■ **Page extract**
^^^^^^^^^^^^^^^^
In March 2019 Cuba began a pilot scheme to supply the only effective HIV prevention drug PrEP (pre-exposure prophylactic) free of charge to those in need. Following on from their successful 2015 drive to completely eradicate HIV and syphilis transmission in utero, Cuba’s National Centre for Sex Education began a program in conjunction with the Pan-American Health Organisation (PAHO) to distribute the drug for free.
Although available to all Cubans, in its first stage the scheme is currently only operating out of Center for Prevention and Control of STIs, HIV, and AIDS in Cárdenas, in the province of Mantanzas – home to over half of all HIV-positive Cubans. It will likely expand across the country through Cuba’s system of rural polyclinics if successful.
In contrast, the drug combination Emtricitabine/Tenofovir, marketed as Truvada in the United States, still costs $2000 a month for Americans, largely out of pocket for non-insured citizens. This represents over 50% of personal income in Georgia, the state with the highest HIV transmission rate according to 2018 census data. Over 15% of Georgians were uninsured in 2017, the majority of them African-American: a group disproportionately likely to contract HIV.
The cynicism of obscene price gouging on behalf of US patent holder Gilead Sciences is compounded by the existence of a legal generic version of the drug approved in 2017. There is a legal settlement reached between Gilead and Teva to produce and distribute the drug but Teva currently aren’t selling them, almost certainly owing to a confidential ‘pay-to-delay’ agreement between the two Pharma giants. Brandon Brown, assistant professor and HIV expert at the University of California Riverside, told the website Healthline that ‘there may be some confidential agreements between the manufacturer of Truvada and the manufacturer of generic PrEP, which include delaying the release of this new product’.
To put it crudely, Gilead are scraping as much profit from the bottom of the barrel of their patent, and are sending a cut to potential producers of cheaper generics. This lack of mercy is how CEO Daniel O’Day creates over $22 billion in revenue each year for his company and takes home a salary of $31 million.
To add further insult, various groups that advocate breaking the patent have also highlighted that much of the research into Truvada was actually funded by the US Federal government. ‘Gilead Sciences charged over $2,000 a month for a drug that costs them less than $6 a month to make, and whose research was funded entirely by the federal government and other charities,’ Christian Urrutia, co-founder of the PrEP4All Collaboration summarised to LGBTQNation.
^^^^^^^^^^^^^^^^
[Document layout detection data]
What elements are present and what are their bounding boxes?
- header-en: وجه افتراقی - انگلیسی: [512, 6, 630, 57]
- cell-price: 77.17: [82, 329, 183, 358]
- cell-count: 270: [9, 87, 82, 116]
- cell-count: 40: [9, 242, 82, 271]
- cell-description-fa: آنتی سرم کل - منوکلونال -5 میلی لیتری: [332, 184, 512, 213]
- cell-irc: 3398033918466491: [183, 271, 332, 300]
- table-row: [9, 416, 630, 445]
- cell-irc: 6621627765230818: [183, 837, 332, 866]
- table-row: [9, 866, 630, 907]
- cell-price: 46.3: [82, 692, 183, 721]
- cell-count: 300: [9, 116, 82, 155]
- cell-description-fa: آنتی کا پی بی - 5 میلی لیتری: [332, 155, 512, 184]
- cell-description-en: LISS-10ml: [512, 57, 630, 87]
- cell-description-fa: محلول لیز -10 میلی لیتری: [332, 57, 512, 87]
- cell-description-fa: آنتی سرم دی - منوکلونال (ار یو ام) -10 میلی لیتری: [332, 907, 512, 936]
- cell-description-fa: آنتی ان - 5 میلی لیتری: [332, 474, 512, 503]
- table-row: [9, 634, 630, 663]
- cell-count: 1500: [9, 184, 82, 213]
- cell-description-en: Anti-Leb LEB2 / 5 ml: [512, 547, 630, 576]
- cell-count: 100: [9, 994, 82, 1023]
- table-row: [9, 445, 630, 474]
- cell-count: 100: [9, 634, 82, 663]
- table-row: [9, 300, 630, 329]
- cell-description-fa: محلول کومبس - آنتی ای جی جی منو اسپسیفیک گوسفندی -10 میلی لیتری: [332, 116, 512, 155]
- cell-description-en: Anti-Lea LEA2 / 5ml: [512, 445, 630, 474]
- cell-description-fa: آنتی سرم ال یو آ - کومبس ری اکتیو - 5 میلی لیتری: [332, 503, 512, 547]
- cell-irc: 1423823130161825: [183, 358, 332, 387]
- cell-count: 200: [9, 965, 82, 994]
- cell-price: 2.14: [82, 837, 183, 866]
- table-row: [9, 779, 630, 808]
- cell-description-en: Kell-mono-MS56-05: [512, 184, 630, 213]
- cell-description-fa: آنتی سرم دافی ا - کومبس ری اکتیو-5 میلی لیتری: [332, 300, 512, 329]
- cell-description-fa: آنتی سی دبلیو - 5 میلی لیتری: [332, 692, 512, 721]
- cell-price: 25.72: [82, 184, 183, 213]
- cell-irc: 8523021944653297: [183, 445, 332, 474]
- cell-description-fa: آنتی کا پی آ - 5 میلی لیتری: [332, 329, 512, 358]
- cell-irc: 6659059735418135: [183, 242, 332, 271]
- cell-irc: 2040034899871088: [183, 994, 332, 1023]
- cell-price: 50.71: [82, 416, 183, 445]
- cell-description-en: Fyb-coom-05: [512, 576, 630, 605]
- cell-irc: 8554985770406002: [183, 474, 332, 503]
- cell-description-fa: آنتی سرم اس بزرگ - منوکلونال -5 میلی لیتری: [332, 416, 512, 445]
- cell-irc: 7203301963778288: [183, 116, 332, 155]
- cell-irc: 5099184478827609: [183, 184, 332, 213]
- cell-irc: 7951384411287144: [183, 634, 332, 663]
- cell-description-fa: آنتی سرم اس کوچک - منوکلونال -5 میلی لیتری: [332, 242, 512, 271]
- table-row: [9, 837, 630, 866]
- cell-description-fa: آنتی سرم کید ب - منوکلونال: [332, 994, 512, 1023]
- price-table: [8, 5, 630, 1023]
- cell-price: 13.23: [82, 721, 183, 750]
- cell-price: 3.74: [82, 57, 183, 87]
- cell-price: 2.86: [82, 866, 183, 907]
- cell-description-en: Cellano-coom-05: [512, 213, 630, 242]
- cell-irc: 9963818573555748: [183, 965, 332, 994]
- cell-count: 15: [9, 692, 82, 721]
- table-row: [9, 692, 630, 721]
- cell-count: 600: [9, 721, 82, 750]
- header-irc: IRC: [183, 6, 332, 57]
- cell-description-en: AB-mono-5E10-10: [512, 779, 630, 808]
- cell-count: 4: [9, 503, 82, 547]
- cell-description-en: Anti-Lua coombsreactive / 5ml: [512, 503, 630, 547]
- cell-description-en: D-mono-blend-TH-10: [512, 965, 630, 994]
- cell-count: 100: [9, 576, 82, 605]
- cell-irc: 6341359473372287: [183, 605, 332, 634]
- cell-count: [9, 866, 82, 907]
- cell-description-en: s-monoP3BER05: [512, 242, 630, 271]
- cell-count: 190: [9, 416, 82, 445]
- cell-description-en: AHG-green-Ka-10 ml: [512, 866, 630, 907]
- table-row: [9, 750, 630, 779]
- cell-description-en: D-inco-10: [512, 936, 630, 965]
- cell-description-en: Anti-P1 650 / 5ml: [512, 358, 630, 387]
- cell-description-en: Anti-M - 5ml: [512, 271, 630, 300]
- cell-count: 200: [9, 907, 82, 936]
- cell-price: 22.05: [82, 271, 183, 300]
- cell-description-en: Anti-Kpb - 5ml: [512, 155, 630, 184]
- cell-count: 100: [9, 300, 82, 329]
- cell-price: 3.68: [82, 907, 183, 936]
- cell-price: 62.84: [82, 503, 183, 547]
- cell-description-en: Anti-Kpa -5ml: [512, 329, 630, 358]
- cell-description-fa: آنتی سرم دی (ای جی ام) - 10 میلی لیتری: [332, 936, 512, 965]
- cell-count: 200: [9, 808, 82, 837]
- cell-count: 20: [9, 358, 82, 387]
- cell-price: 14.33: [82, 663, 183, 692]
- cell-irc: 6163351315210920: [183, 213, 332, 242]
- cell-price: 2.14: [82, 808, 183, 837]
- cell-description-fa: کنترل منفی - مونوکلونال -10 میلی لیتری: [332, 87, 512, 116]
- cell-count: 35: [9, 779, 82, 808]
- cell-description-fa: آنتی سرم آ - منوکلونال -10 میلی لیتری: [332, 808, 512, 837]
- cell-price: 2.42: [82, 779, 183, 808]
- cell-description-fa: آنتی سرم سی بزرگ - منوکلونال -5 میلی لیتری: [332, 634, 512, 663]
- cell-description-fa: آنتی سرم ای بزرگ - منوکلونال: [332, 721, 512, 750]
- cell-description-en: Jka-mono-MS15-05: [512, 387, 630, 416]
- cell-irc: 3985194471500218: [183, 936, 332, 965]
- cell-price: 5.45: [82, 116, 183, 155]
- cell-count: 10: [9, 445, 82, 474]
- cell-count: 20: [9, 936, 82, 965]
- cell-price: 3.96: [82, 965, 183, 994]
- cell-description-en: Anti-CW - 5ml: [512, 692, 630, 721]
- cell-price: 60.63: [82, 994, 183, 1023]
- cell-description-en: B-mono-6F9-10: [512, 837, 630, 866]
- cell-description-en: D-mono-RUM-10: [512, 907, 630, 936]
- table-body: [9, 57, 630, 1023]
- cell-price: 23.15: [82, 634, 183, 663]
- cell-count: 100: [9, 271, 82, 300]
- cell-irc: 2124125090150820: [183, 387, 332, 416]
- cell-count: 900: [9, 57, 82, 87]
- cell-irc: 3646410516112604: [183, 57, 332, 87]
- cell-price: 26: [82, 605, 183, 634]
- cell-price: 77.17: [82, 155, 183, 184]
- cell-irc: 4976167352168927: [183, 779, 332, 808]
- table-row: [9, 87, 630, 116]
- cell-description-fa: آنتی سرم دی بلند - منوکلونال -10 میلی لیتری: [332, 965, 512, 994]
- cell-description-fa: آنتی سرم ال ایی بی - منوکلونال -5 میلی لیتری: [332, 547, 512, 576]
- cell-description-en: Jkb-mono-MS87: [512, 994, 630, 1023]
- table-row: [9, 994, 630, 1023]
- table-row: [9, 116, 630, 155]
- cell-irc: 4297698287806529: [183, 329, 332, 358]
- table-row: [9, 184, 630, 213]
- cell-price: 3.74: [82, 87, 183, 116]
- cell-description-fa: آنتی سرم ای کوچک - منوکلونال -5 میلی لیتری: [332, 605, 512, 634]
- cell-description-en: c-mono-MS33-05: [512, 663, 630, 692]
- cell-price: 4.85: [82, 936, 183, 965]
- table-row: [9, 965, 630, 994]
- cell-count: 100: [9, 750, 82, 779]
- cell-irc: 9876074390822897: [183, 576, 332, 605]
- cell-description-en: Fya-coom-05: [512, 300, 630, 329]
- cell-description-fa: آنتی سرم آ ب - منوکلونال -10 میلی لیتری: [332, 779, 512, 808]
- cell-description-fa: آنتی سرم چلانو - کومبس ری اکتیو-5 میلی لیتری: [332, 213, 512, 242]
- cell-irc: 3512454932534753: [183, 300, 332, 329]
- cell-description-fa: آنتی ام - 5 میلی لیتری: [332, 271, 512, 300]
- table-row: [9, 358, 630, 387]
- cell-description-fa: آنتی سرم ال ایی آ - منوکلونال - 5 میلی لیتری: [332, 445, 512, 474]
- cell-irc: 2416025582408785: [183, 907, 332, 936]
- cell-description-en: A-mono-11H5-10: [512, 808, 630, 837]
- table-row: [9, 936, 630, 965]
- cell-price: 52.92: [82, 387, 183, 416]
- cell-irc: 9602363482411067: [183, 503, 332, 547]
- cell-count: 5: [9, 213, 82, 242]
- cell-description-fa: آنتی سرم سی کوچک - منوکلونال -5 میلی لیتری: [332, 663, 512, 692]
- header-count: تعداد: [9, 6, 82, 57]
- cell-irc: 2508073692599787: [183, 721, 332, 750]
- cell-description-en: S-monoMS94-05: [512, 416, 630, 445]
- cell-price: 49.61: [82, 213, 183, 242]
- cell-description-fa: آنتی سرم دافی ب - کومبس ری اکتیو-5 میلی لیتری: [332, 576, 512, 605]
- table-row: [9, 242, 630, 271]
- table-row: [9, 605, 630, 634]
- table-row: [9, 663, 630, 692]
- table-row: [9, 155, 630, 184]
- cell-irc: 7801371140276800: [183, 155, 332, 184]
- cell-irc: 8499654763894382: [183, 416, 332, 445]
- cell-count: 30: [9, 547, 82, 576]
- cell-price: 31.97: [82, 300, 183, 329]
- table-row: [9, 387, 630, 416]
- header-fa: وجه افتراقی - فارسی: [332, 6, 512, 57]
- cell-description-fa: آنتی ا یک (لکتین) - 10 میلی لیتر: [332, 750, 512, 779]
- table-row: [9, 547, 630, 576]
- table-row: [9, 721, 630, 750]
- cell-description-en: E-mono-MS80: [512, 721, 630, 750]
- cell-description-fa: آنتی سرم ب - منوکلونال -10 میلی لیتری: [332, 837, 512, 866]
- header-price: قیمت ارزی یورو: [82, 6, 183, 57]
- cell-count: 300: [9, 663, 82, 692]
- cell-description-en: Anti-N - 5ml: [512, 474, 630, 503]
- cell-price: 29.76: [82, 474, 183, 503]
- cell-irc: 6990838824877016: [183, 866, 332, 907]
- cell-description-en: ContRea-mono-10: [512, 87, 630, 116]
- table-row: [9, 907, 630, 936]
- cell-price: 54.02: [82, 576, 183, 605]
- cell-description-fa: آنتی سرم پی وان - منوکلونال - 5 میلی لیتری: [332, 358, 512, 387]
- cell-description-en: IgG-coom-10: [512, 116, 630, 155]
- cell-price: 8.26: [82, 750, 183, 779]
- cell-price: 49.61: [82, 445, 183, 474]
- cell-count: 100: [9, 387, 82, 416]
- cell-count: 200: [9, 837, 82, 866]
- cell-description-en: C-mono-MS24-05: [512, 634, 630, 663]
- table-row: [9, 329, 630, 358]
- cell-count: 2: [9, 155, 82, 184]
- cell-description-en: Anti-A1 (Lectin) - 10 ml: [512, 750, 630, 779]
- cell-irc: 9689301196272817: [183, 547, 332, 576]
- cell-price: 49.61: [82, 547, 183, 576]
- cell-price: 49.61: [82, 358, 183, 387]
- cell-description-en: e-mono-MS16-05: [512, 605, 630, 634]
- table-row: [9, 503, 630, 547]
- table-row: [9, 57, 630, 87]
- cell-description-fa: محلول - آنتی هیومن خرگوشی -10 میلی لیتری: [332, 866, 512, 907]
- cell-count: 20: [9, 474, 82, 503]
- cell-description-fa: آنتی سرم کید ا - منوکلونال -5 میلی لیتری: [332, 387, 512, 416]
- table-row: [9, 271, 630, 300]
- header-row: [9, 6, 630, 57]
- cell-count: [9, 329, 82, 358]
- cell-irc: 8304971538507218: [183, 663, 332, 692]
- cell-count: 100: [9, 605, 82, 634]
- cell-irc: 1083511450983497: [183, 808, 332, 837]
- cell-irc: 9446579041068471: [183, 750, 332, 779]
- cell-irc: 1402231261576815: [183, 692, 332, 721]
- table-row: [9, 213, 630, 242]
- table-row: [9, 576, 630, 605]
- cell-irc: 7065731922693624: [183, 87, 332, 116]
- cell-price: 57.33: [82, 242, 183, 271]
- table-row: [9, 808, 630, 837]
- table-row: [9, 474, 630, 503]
^^^^^^^^^^^^^^^^
■ **Check your understanding**
a) Answer these questions using the article on Cuba's free PrEP scheme, one answer per line:
(i) In what month and year did Cuba begin its pilot scheme?
(ii) According to 2018 census data, which state has the highest HIV transmission rate?
(iii) What salary does Gilead's CEO take home?
b) Name every person mentioned in the PrEP article, and give the role the article assigns to each.
c) Continue the article on Cuba's free PrEP scheme from its last paragraph.
The entries have no connection to the article on Cuba's free PrEP scheme.

■ **Numbered responses**
a)
(i) March 2019
(ii) Georgia
(iii) $31 million

b)
Brandon Brown: assistant professor and HIV expert at the University of California Riverside
Daniel O'Day: CEO of Gilead Sciences
Christian Urrutia: co-founder of the PrEP4All Collaboration

c)
Care without Capital.
Thanks primarily to biting American sanctions and the collapse of their Soviet partner state in the 90s, the Cuban economy is undoubtedly disastrous. But from the scraps of a Mickey Mouse economy they have manufactured a ‘shining example’ of accessible healthcare according to US NGO the Kaiser Foundation, which Kofi Annan believed ‘demonstrates how much nations can do with the resources they have if they focus on the right priorities’.
The island, just 90 miles away from the coast of Florida, serves as a slightly rude testament to the paltry ambition of its American nemesis, the largest economy in the world which still has no public healthcare system. In the 1960s life expectancy of Cubans grew by almost nine years as the new Socialist system was implemented; according to the World Health organisation female life expectancy surpassed 80 years by 2016.
Cuba has one clear advantage: without any aspect of their system bent on profiteering, long-term preventative and educational measures can take the place of expensive pharmaceutical consumption. North America accounts for half of the $21 billion HIV treatment drug market despite fewer than 5% of the global HIV-positive population residing there, but transmission rates still remain very high in the US compared to other Western countries. The architecture of the American pharmaceutical-industrial complex simply isn’t geared towards slaying its cash cow by expediently eradicating illness.
Despite being a Marxist-Leninist command economy, the Cuban healthcare system is remarkably personal and decentralised. After the WHO Declaration of Alma Ata in 1978, Cuba began to implement a system of ‘community-based polycentres’ which are handed serious autonomy over the services they provide. This program has provided very targeted and pre-emptive community medical services to 95% of Cubans, many of whom are desperately poor.
These centres have become the backbone of community-focused healthcare schemes, from the mass vaccinations of the 1990s to the sex education schemes of today that are obliterating STIs at an astonishing pace.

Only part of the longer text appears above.